Quand j'eus atteint l'âge de cinq ans, je me fis pastoureau. Je folatrais tout le jour dans la campagne avec mes agneaux mais à ce jeu mes souliers furent vite déchirés. Je demandai à mon père de m'en acheter de nouveaux. La ville était loin. Alors il me prit sur ses genoux et, tirant un bout de ficelle de sa poche, il en coupa juste la longueur de mon pied. Le lendemain, il revint de la ville avec une paire de sandales. Elles étaient parfaites.  1985  

Transfiguration

 A mes pieds, du haut du septième étage, en cette fin de mai, la rivière des Outaouais noyée dans la brume et la pluie. Tout près, le gris, le rouge, l'ardoise et le blanc des maisons québécoises émergent du vert encore tendre des érables. Sur l'asphalte noir, le silencieux roulement des voitures américaines.
 Il y a quelques jours, c'était autre chose.
 Chez Sauveur, restaurant de poisson, vingt kilomètres peut être à l'ouest d'Alger.
 Le petit port de La Madrague dansait dans le soleil. Des jeunes gens couraient le long de la digue ; des enfants se baignaient dans l'eau bleue.
 Au loin, la grosse masse du Chenoua dormait, écrasée sur la mer, fermant la baie comme un gros chien qui garde les trésors de Tipasa, ses colonnes dorées, ses cinéraires grises et ses géraniums sang. Vers le sud-ouest, la ligne bleutée du premier atlas faisait de l'ombre aux roses de Blida, elles aussi cachées. Je ne pouvais les voir, je ne pouvais en respirer le parfum mais je me souvenais qu'une d'entre elles m'avait peut-être, un jour, aimé !
- - - - - - -
▸ **Énoncé 1**:
Recopiez l'extrait en commençant par « A mes pieds, du » et en allant jusqu'à « des voitures américaines. », mais mettez « bouleaux » à la place de « érables ».
▸ **Énoncé 2**:
Résumez l'extrait en deux phrases.
Les enregistrements forment un matériau à part, sans lien avec l'extrait.
- - - - - - -
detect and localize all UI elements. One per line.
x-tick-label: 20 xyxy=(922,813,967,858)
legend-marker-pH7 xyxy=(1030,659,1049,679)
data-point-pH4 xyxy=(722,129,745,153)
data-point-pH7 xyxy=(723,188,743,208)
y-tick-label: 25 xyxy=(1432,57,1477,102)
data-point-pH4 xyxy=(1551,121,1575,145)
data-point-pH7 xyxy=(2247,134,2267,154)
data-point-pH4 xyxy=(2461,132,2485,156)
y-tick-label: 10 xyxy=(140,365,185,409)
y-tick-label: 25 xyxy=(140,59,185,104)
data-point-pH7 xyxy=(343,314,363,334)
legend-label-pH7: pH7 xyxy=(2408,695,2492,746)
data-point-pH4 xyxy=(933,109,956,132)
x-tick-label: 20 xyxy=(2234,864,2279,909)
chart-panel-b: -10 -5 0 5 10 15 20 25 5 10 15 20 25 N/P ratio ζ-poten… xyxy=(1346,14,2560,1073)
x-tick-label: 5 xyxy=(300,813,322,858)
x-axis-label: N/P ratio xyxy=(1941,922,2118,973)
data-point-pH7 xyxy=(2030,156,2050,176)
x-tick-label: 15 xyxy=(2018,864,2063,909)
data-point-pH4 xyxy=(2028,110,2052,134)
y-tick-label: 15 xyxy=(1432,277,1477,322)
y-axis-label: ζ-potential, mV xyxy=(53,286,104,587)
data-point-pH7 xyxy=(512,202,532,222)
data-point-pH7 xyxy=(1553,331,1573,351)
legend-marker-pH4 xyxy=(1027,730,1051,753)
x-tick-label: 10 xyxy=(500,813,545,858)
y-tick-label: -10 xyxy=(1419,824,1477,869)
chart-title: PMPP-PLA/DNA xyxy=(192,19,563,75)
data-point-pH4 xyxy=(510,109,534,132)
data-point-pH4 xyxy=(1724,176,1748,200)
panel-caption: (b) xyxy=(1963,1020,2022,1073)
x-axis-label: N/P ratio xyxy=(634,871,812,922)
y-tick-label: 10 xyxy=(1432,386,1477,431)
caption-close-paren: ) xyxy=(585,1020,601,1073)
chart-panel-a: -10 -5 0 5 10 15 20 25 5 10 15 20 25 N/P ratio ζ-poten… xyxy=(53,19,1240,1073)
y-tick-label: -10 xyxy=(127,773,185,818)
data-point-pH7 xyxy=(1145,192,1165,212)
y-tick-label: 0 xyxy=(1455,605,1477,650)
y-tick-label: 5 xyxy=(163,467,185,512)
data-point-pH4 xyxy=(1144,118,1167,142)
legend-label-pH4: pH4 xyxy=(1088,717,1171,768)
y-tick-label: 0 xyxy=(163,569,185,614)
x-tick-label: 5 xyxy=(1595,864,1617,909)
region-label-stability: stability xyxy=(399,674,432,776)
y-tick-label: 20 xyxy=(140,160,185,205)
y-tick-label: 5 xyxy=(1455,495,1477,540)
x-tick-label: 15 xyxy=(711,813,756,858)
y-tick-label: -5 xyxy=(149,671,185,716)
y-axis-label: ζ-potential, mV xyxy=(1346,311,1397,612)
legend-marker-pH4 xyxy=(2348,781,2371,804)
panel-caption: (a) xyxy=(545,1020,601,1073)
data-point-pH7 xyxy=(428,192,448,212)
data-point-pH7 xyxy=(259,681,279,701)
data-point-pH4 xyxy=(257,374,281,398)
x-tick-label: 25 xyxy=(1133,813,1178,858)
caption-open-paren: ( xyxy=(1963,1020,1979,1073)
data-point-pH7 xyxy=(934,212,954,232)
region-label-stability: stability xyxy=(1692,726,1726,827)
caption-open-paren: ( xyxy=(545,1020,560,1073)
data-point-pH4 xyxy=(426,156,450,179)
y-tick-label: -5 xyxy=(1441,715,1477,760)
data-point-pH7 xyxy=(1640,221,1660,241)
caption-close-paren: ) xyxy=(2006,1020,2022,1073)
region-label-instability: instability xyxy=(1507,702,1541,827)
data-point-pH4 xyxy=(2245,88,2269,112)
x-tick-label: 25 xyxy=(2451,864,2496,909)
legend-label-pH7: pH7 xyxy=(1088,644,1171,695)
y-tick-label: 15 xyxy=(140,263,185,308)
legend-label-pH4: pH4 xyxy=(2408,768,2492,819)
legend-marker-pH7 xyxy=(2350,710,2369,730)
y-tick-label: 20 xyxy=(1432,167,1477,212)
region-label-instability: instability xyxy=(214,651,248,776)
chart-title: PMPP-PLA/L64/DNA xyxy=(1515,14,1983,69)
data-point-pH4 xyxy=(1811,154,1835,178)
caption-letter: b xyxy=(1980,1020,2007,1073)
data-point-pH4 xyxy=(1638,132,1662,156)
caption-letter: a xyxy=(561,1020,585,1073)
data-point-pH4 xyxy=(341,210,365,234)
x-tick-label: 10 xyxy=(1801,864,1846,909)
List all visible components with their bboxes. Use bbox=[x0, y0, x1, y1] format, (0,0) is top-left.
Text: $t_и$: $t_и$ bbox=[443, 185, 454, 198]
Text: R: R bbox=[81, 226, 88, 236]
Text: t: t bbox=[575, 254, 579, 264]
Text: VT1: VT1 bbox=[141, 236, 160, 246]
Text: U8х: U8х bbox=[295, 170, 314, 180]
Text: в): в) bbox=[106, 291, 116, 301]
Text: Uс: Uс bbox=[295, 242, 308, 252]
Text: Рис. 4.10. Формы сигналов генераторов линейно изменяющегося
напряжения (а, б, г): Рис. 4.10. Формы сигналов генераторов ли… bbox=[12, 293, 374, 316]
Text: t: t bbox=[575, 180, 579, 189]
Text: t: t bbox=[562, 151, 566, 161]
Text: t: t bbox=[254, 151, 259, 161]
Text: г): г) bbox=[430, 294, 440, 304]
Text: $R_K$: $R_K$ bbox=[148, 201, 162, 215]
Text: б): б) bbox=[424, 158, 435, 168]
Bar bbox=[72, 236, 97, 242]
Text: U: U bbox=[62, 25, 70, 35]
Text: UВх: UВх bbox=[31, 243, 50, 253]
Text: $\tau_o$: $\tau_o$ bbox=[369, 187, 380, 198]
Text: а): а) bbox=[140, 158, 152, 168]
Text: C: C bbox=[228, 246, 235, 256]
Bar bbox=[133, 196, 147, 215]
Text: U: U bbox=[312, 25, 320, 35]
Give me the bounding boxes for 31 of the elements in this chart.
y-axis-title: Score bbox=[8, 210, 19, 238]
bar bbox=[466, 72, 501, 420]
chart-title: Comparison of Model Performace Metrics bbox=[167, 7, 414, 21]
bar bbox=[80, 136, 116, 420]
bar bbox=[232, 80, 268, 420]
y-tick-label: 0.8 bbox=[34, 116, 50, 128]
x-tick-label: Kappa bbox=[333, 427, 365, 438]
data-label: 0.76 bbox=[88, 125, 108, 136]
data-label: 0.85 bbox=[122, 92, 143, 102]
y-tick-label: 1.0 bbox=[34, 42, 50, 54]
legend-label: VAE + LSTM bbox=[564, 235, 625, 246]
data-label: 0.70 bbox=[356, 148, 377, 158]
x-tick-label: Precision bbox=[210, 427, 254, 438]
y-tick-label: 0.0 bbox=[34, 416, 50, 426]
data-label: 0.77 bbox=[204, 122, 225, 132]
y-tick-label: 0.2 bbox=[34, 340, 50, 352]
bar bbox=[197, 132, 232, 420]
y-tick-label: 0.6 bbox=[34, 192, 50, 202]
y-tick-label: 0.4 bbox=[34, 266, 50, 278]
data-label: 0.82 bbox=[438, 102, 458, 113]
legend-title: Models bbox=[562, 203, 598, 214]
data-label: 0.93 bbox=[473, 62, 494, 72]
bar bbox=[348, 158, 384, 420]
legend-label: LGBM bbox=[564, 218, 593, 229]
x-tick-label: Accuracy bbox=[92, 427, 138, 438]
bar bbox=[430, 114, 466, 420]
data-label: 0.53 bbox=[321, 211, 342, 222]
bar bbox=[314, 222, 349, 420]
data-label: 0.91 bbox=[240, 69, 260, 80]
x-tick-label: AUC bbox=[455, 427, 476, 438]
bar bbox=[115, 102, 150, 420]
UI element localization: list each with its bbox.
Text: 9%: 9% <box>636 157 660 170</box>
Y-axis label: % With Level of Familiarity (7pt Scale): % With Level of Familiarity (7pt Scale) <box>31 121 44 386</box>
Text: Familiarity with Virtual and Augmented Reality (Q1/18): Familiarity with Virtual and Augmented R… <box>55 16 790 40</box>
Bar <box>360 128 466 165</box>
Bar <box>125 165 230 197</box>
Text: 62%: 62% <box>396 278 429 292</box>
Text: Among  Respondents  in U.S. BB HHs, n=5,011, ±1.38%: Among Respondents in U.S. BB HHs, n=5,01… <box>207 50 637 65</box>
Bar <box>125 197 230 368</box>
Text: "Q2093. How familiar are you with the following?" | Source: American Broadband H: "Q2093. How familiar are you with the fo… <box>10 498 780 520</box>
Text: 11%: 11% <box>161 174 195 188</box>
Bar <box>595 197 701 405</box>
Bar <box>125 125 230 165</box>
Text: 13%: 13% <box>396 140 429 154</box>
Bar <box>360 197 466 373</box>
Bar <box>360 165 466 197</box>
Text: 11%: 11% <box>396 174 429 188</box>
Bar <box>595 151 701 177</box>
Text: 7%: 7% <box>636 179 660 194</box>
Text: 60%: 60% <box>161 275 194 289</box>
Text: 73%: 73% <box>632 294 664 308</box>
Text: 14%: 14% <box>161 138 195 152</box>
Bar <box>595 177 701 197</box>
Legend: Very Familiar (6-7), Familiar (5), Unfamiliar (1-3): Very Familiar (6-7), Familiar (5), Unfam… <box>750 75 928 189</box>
- - - - - - -
▸ **Résultat de l'exercice 1**:
A mes pieds, du haut du septième étage, en cette fin de mai, la rivière des Outaouais noyée dans la brume et la pluie. Tout près, le gris, le rouge, l'ardoise et le blanc des maisons québécoises émergent du vert encore tendre des bouleaux. Sur l'asphalte noir, le silencieux roulement des voitures américaines.

▸ **Résultat de l'exercice 2**:
À cinq ans, le narrateur gardait des agneaux et, comme ses souliers étaient déchirés, son père mesura son pied avec une ficelle et lui rapporta de la ville des sandales parfaites. Sous le titre « Transfiguration », il décrit, du haut d'un septième étage, la rivière des Outaouais sous la pluie, puis ce qu'il voyait quelques jours plus tôt chez Sauveur, près d'Alger : le petit port ensoleillé de La Madrague, le Chenoua et la ligne de l'Atlas.